Trecho do documento:
------

Extrata-se como óbvio, do lecionamento assim colacionado, que o direito líquido e certo do usuário em continuar a usufruir dos serviços de energia elétrica repousa numa pilastra fundamental: o cumprimento do seu concomitante dever de equacionar as obrigações assumidas, dentre as quais se inclui, como a de maior vulto, o pagamento do consumo utilizado.

Em que pese registrarem os anais desta Corte de Justiça, posicionamentos profundamente divergentes dessa conclusão, obtém ela repercussão em inúmeros outros precedentes, entre os quais colacionamos, a título de ilustração, os que se seguem:

"É legítimo o corte de fornecimento de energia elétrica quando não paga a conta respectiva (ACMS n. 2.796, de Criciúma, rel. Des. Xavier Vieira).

"Não há ilegalidade de ameaça de corte de energia elétrica por falta de pagamento relativamente à consumidora que, reconhecendo estar em atraso, se compromete a pagar o débito em parcelas, mas deixa de adimplir aquela obrigação (ACMS n. 3.657, de Tijucas, rel. Des. Amaral e Silva).

"Não é ilegal a suspensão do fornecimento de energia elétrica com prévio aviso, por falta de pagamento, sobretudo se há expressa previsão contratual nesse sentido e o consumo é destinado à atividade empresarial, porque não se trata de taxa específica do gênero tributo e sim pagamento remuneratório de um serviço que só aparece com a sua utilização (ACMS n. 4.943, de Itajaí, rel. Des. Vanderlei Romer).

"Comunicado severo endereçado à empresa inadimplente não pode ser tido como coação ilegal ou abuso de poder, porque a satisfação do crédito "não é taxa específica do gênero tributo e sim pagamento remuneratório de um serviço (RTJ 33/149). Dificuldades oriundas de Plano de Estabilização Econômica, que afetam o País, não justificam a persistência do débito e a continuidade do serviço, diante do risco de caos, com eventual paralisação dos trabalhos por falta de fundos para as atividades da empresa estatal (ACMS n. 5.551, de Itajaí, rel. Des. Francisco Oliveira Filho).

------

Itens extraídos:
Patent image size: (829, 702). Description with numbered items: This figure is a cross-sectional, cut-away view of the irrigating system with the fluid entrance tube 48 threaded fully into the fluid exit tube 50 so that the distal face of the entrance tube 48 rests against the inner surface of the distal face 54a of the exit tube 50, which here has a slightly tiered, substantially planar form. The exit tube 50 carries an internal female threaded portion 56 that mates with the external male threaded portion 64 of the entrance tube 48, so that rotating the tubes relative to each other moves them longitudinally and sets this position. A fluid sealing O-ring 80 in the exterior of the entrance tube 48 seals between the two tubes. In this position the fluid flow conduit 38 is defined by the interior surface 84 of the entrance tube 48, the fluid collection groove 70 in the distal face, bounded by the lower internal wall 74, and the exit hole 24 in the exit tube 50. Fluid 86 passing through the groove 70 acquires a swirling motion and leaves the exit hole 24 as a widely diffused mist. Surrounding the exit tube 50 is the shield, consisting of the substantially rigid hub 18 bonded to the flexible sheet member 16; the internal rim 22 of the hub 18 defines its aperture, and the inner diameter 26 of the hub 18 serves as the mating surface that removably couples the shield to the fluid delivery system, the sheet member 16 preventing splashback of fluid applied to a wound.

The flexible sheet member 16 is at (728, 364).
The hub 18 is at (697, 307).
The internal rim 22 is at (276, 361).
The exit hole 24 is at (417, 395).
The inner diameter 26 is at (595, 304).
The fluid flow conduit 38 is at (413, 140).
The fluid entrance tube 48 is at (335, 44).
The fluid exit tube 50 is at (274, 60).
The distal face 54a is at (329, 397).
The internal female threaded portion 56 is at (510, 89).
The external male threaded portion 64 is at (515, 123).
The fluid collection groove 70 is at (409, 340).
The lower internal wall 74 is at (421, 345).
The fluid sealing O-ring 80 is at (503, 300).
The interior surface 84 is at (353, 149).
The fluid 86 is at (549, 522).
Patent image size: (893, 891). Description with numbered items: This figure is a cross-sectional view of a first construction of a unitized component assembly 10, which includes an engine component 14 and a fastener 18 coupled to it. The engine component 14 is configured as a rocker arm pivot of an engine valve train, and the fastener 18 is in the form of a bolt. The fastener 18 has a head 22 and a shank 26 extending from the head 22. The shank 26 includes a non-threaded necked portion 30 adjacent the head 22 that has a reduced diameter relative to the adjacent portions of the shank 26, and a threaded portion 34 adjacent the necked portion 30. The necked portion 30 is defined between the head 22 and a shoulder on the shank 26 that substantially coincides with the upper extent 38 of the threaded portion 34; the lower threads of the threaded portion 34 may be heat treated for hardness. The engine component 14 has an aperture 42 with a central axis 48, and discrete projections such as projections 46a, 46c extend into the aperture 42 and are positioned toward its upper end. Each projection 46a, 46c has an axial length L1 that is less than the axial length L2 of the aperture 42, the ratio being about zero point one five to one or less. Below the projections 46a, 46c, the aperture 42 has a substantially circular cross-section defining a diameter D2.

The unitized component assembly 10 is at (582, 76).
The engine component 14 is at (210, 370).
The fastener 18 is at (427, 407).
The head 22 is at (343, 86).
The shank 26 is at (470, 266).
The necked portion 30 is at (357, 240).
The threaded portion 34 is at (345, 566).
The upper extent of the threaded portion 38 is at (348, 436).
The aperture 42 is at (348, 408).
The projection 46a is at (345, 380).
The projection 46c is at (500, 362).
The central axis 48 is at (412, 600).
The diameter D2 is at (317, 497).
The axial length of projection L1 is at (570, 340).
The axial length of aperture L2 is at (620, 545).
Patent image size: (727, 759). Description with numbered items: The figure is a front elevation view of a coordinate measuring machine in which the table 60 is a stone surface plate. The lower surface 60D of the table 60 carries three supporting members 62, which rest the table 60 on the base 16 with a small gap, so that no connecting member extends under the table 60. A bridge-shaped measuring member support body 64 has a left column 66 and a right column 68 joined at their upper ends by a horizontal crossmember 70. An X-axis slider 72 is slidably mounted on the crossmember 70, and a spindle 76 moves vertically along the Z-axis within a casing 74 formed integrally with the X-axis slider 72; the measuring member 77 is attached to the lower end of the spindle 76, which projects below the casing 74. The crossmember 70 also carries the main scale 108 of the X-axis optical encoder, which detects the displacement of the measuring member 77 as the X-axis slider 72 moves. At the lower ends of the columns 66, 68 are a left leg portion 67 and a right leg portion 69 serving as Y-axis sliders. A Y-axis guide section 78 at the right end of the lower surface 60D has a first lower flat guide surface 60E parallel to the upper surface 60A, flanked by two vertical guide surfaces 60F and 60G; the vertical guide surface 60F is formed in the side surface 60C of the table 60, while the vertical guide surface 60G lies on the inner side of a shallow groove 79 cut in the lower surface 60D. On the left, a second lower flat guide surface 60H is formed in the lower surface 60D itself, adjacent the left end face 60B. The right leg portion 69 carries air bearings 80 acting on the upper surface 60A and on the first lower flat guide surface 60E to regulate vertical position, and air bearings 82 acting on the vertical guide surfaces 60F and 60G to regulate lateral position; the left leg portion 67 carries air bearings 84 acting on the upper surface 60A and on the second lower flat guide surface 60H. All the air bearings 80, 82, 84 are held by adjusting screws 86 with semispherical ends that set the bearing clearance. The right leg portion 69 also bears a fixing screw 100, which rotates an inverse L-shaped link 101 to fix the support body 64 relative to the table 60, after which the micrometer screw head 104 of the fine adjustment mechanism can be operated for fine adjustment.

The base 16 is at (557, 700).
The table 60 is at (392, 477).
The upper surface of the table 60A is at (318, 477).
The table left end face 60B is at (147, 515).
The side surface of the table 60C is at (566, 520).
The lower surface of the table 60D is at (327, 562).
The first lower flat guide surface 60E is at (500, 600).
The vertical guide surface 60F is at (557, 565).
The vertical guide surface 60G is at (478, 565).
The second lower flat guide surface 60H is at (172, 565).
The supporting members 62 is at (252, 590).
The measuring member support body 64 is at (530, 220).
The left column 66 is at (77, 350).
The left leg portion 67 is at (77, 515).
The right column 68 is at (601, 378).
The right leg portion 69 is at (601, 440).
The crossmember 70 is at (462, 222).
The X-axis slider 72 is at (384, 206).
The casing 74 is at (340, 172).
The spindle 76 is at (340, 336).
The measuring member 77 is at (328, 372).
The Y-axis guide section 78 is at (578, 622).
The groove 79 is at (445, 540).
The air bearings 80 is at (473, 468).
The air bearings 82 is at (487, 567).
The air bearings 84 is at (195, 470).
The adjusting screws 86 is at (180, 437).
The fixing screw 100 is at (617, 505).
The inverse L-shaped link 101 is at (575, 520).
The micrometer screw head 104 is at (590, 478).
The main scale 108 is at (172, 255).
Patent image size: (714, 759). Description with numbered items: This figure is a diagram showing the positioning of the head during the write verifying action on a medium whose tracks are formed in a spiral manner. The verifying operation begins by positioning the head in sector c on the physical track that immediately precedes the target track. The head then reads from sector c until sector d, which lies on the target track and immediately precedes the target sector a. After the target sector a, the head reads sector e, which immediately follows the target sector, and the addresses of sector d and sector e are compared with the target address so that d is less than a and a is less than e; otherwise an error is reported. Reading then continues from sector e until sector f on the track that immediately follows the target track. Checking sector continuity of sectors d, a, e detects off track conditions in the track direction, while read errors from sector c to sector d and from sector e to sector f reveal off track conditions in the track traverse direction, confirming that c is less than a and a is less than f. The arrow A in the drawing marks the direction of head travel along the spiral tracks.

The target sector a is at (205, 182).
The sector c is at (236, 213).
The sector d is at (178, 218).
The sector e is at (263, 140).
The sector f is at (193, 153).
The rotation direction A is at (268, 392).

------

Tarefa proposta 1: Redigite a parte do trecho do documento que começa em "Extrata-se como óbvio, do" e termina em "Des. Xavier Vieira).".
Tarefa proposta 2: Segundo o trecho do documento, quem foi o relator do ACMS n. 4.943, de Itajaí?
Os itens não têm nenhum papel no que se pede aqui.

Resposta 1:
Extrata-se como óbvio, do lecionamento assim colacionado, que o direito líquido e certo do usuário em continuar a usufruir dos serviços de energia elétrica repousa numa pilastra fundamental: o cumprimento do seu concomitante dever de equacionar as obrigações assumidas, dentre as quais se inclui, como a de maior vulto, o pagamento do consumo utilizado.

Em que pese registrarem os anais desta Corte de Justiça, posicionamentos profundamente divergentes dessa conclusão, obtém ela repercussão em inúmeros outros precedentes, entre os quais colacionamos, a título de ilustração, os que se seguem:

"É legítimo o corte de fornecimento de energia elétrica quando não paga a conta respectiva (ACMS n. 2.796, de Criciúma, rel. Des. Xavier Vieira).

Resposta 2: Des. Vanderlei Romer.